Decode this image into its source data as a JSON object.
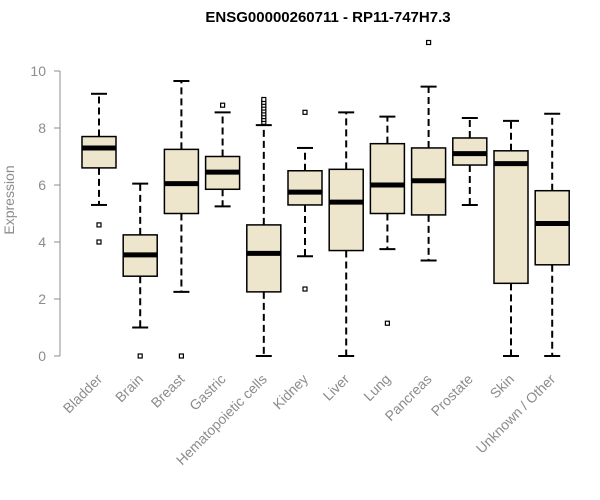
{
  "chart_data": {
    "type": "box",
    "title": "ENSG00000260711 - RP11-747H7.3",
    "xlabel": "",
    "ylabel": "Expression",
    "ylim": [
      0,
      10
    ],
    "yticks": [
      0,
      2,
      4,
      6,
      8,
      10
    ],
    "box_fill": "#ede6cc",
    "axis_color": "#8c8c8c",
    "categories": [
      "Bladder",
      "Brain",
      "Breast",
      "Gastric",
      "Hematopoietic cells",
      "Kidney",
      "Liver",
      "Lung",
      "Pancreas",
      "Prostate",
      "Skin",
      "Unknown / Other"
    ],
    "boxes": [
      {
        "name": "Bladder",
        "min": 5.3,
        "q1": 6.6,
        "median": 7.3,
        "q3": 7.7,
        "max": 9.2,
        "outliers": [
          4.6,
          4.0
        ]
      },
      {
        "name": "Brain",
        "min": 1.0,
        "q1": 2.8,
        "median": 3.55,
        "q3": 4.25,
        "max": 6.05,
        "outliers": [
          0.0
        ]
      },
      {
        "name": "Breast",
        "min": 2.25,
        "q1": 5.0,
        "median": 6.05,
        "q3": 7.25,
        "max": 9.65,
        "outliers": [
          0.0
        ]
      },
      {
        "name": "Gastric",
        "min": 5.25,
        "q1": 5.85,
        "median": 6.45,
        "q3": 7.0,
        "max": 8.55,
        "outliers": [
          8.8
        ]
      },
      {
        "name": "Hematopoietic cells",
        "min": 0.0,
        "q1": 2.25,
        "median": 3.6,
        "q3": 4.6,
        "max": 8.1,
        "outliers": [
          8.2,
          8.3,
          8.4,
          8.5,
          8.6,
          8.7,
          8.8,
          8.9,
          9.0
        ]
      },
      {
        "name": "Kidney",
        "min": 3.5,
        "q1": 5.3,
        "median": 5.75,
        "q3": 6.5,
        "max": 7.3,
        "outliers": [
          8.55,
          2.35
        ]
      },
      {
        "name": "Liver",
        "min": 0.0,
        "q1": 3.7,
        "median": 5.4,
        "q3": 6.55,
        "max": 8.55,
        "outliers": []
      },
      {
        "name": "Lung",
        "min": 3.75,
        "q1": 5.0,
        "median": 6.0,
        "q3": 7.45,
        "max": 8.4,
        "outliers": [
          1.15
        ]
      },
      {
        "name": "Pancreas",
        "min": 3.35,
        "q1": 4.95,
        "median": 6.15,
        "q3": 7.3,
        "max": 9.45,
        "outliers": [
          11.0
        ]
      },
      {
        "name": "Prostate",
        "min": 5.3,
        "q1": 6.7,
        "median": 7.1,
        "q3": 7.65,
        "max": 8.35,
        "outliers": []
      },
      {
        "name": "Skin",
        "min": 0.0,
        "q1": 2.55,
        "median": 6.75,
        "q3": 7.2,
        "max": 8.25,
        "outliers": []
      },
      {
        "name": "Unknown / Other",
        "min": 0.0,
        "q1": 3.2,
        "median": 4.65,
        "q3": 5.8,
        "max": 8.5,
        "outliers": []
      }
    ]
  }
}
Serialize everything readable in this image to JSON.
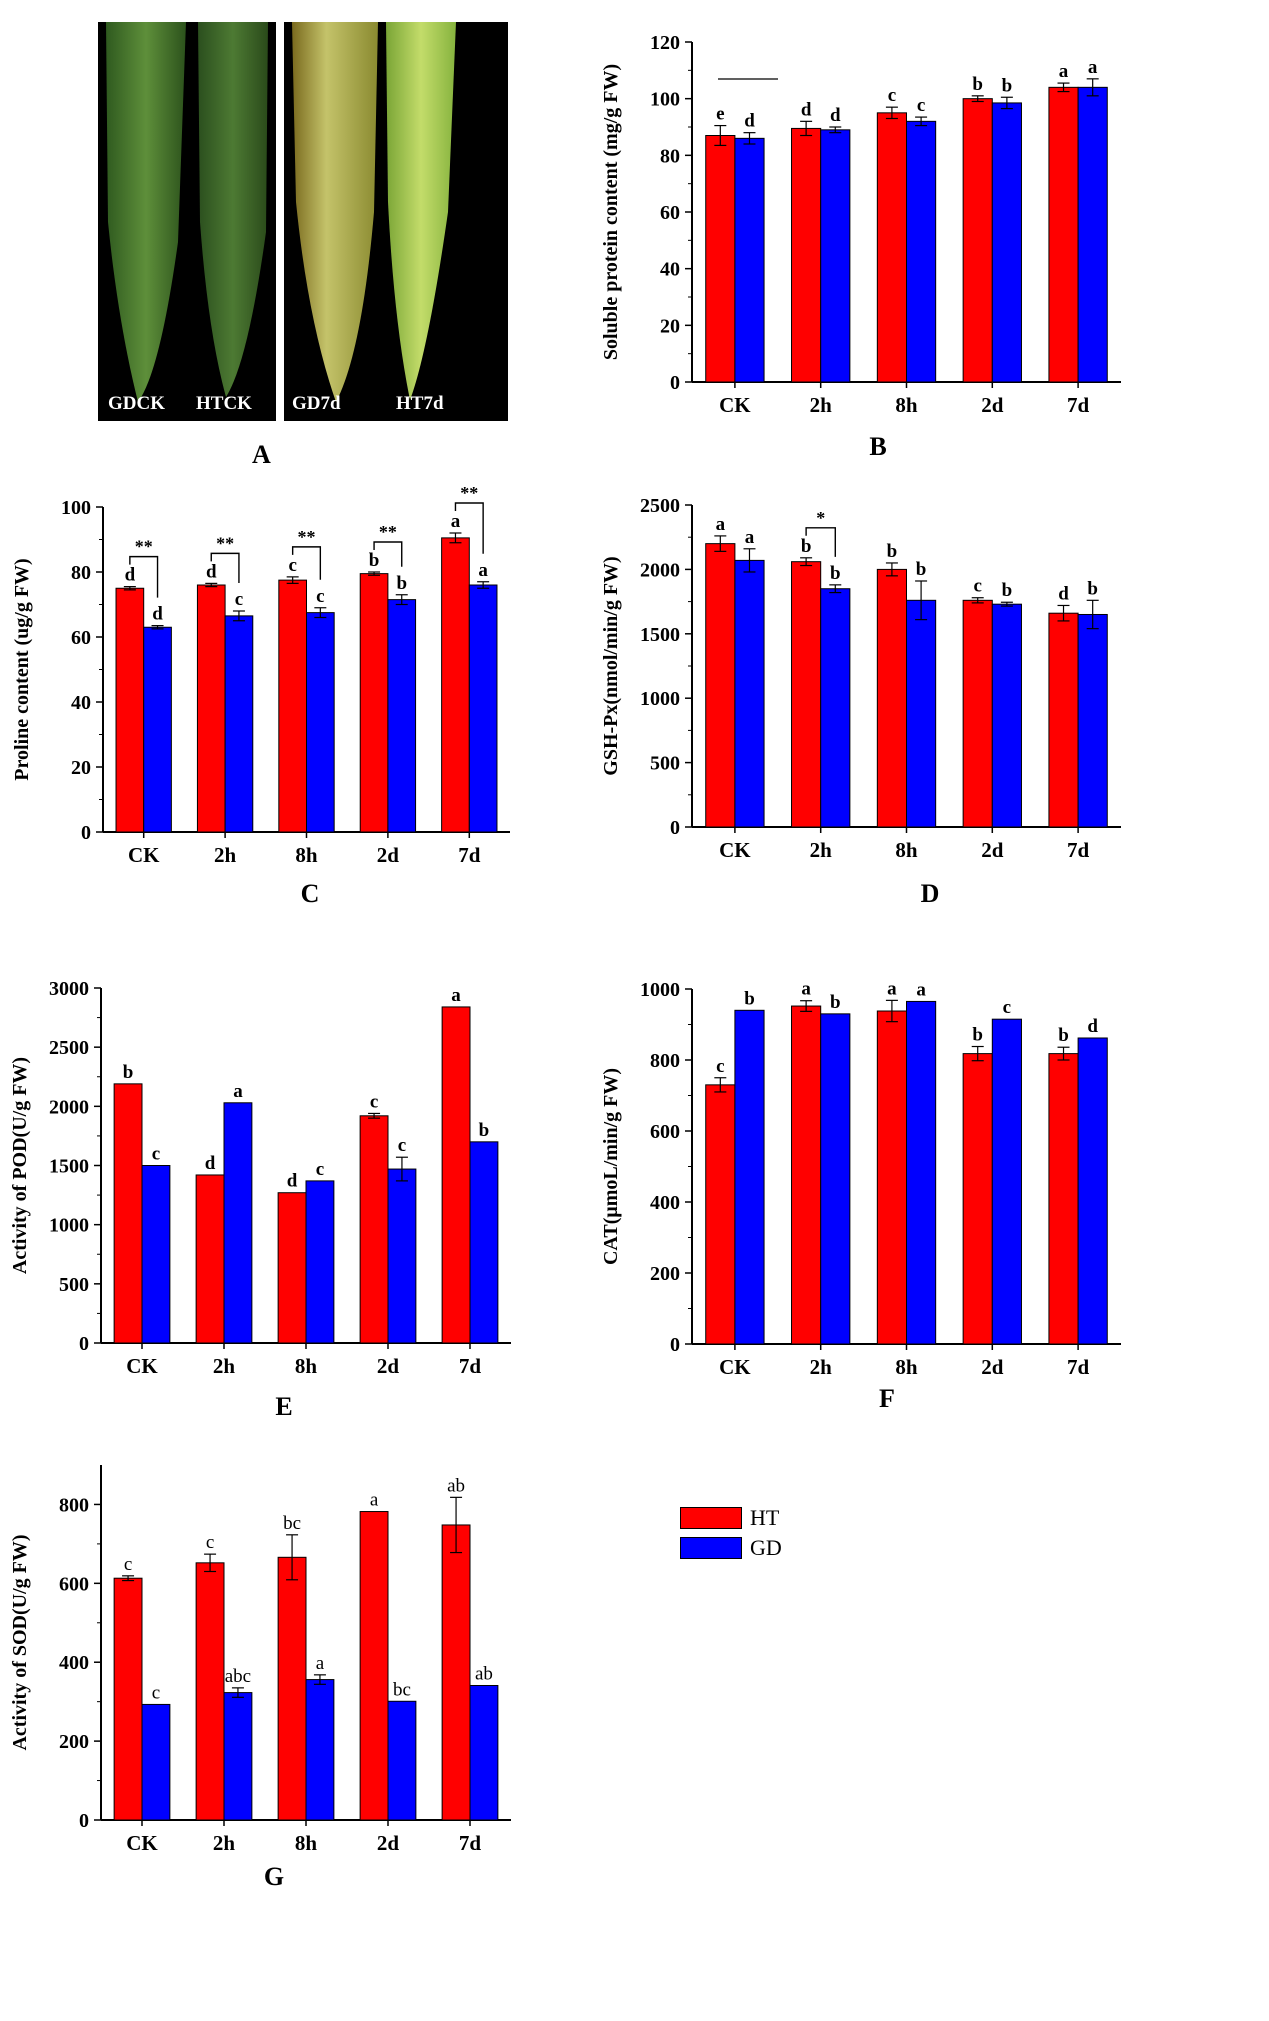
{
  "colors": {
    "ht": "#ff0000",
    "gd": "#0000ff"
  },
  "photo_panel": {
    "label": "A",
    "leaf_labels": [
      "GDCK",
      "HTCK",
      "GD7d",
      "HT7d"
    ]
  },
  "legend": {
    "ht": "HT",
    "gd": "GD"
  },
  "chart_data": [
    {
      "id": "B",
      "type": "bar",
      "panel_label": "B",
      "ylabel": "Soluble protein content (mg/g FW)",
      "categories": [
        "CK",
        "2h",
        "8h",
        "2d",
        "7d"
      ],
      "ylim": [
        0,
        120
      ],
      "yticks": [
        0,
        20,
        40,
        60,
        80,
        100,
        120
      ],
      "series": [
        {
          "key": "ht",
          "values": [
            87,
            89.5,
            95,
            100,
            104
          ],
          "errors": [
            3.5,
            2.5,
            2,
            1,
            1.5
          ],
          "letters": [
            "e",
            "d",
            "c",
            "b",
            "a"
          ]
        },
        {
          "key": "gd",
          "values": [
            86,
            89,
            92,
            98.5,
            104
          ],
          "errors": [
            2,
            1,
            1.5,
            2,
            3
          ],
          "letters": [
            "d",
            "d",
            "c",
            "b",
            "a"
          ]
        }
      ],
      "letter_style": "bold"
    },
    {
      "id": "C",
      "type": "bar",
      "panel_label": "C",
      "ylabel": "Proline content (ug/g FW)",
      "categories": [
        "CK",
        "2h",
        "8h",
        "2d",
        "7d"
      ],
      "ylim": [
        0,
        100
      ],
      "yticks": [
        0,
        20,
        40,
        60,
        80,
        100
      ],
      "series": [
        {
          "key": "ht",
          "values": [
            75,
            76,
            77.5,
            79.5,
            90.5
          ],
          "errors": [
            0.5,
            0.5,
            1,
            0.5,
            1.5
          ],
          "letters": [
            "d",
            "d",
            "c",
            "b",
            "a"
          ]
        },
        {
          "key": "gd",
          "values": [
            63,
            66.5,
            67.5,
            71.5,
            76
          ],
          "errors": [
            0.5,
            1.5,
            1.5,
            1.5,
            1
          ],
          "letters": [
            "d",
            "c",
            "c",
            "b",
            "a"
          ]
        }
      ],
      "significance": [
        "**",
        "**",
        "**",
        "**",
        "**"
      ],
      "letter_style": "bold"
    },
    {
      "id": "D",
      "type": "bar",
      "panel_label": "D",
      "ylabel": "GSH-Px(nmol/min/g FW)",
      "categories": [
        "CK",
        "2h",
        "8h",
        "2d",
        "7d"
      ],
      "ylim": [
        0,
        2500
      ],
      "yticks": [
        0,
        500,
        1000,
        1500,
        2000,
        2500
      ],
      "series": [
        {
          "key": "ht",
          "values": [
            2200,
            2060,
            2000,
            1760,
            1660
          ],
          "errors": [
            60,
            30,
            50,
            20,
            60
          ],
          "letters": [
            "a",
            "b",
            "b",
            "c",
            "d"
          ]
        },
        {
          "key": "gd",
          "values": [
            2070,
            1850,
            1760,
            1730,
            1650
          ],
          "errors": [
            90,
            30,
            150,
            15,
            110
          ],
          "letters": [
            "a",
            "b",
            "b",
            "b",
            "b"
          ]
        }
      ],
      "significance": [
        "",
        "*",
        "",
        "",
        ""
      ],
      "letter_style": "bold"
    },
    {
      "id": "E",
      "type": "bar",
      "panel_label": "E",
      "ylabel": "Activity of POD(U/g FW)",
      "categories": [
        "CK",
        "2h",
        "8h",
        "2d",
        "7d"
      ],
      "ylim": [
        0,
        3000
      ],
      "yticks": [
        0,
        500,
        1000,
        1500,
        2000,
        2500,
        3000
      ],
      "series": [
        {
          "key": "ht",
          "values": [
            2190,
            1420,
            1270,
            1920,
            2840
          ],
          "errors": [
            0,
            0,
            0,
            20,
            0
          ],
          "letters": [
            "b",
            "d",
            "d",
            "c",
            "a"
          ]
        },
        {
          "key": "gd",
          "values": [
            1500,
            2030,
            1370,
            1470,
            1700
          ],
          "errors": [
            0,
            0,
            0,
            100,
            0
          ],
          "letters": [
            "c",
            "a",
            "c",
            "c",
            "b"
          ]
        }
      ],
      "letter_style": "bold"
    },
    {
      "id": "F",
      "type": "bar",
      "panel_label": "F",
      "ylabel": "CAT(μmoL/min/g FW)",
      "categories": [
        "CK",
        "2h",
        "8h",
        "2d",
        "7d"
      ],
      "ylim": [
        0,
        1000
      ],
      "yticks": [
        0,
        200,
        400,
        600,
        800,
        1000
      ],
      "series": [
        {
          "key": "ht",
          "values": [
            730,
            952,
            938,
            818,
            818
          ],
          "errors": [
            20,
            15,
            30,
            20,
            18
          ],
          "letters": [
            "c",
            "a",
            "a",
            "b",
            "b"
          ]
        },
        {
          "key": "gd",
          "values": [
            940,
            930,
            965,
            915,
            862
          ],
          "errors": [
            0,
            0,
            0,
            0,
            0
          ],
          "letters": [
            "b",
            "b",
            "a",
            "c",
            "d"
          ]
        }
      ],
      "letter_style": "bold"
    },
    {
      "id": "G",
      "type": "bar",
      "panel_label": "G",
      "ylabel": "Activity of SOD(U/g FW)",
      "categories": [
        "CK",
        "2h",
        "8h",
        "2d",
        "7d"
      ],
      "ylim": [
        0,
        900
      ],
      "yticks": [
        0,
        200,
        400,
        600,
        800
      ],
      "series": [
        {
          "key": "ht",
          "values": [
            613,
            652,
            666,
            782,
            748
          ],
          "errors": [
            6,
            22,
            57,
            0,
            70
          ],
          "letters": [
            "c",
            "c",
            "bc",
            "a",
            "ab"
          ]
        },
        {
          "key": "gd",
          "values": [
            293,
            323,
            356,
            301,
            341
          ],
          "errors": [
            0,
            12,
            12,
            0,
            0
          ],
          "letters": [
            "c",
            "abc",
            "a",
            "bc",
            "ab"
          ]
        }
      ],
      "letter_style": "normal"
    }
  ]
}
....................
--- TASK STATEMENT ---
Which lines of the records above hold the word "median"? Copy each of them.

--- YOUR RESPONSE ---
        "median": 7.3,
        "median": 3.55,
        "median": 6.05,
        "median": 6.45,
        "median": 3.6,
        "median": 5.75,
        "median": 5.4,
        "median": 6.0,
        "median": 6.15,
        "median": 7.1,
        "median": 6.75,
        "median": 4.65,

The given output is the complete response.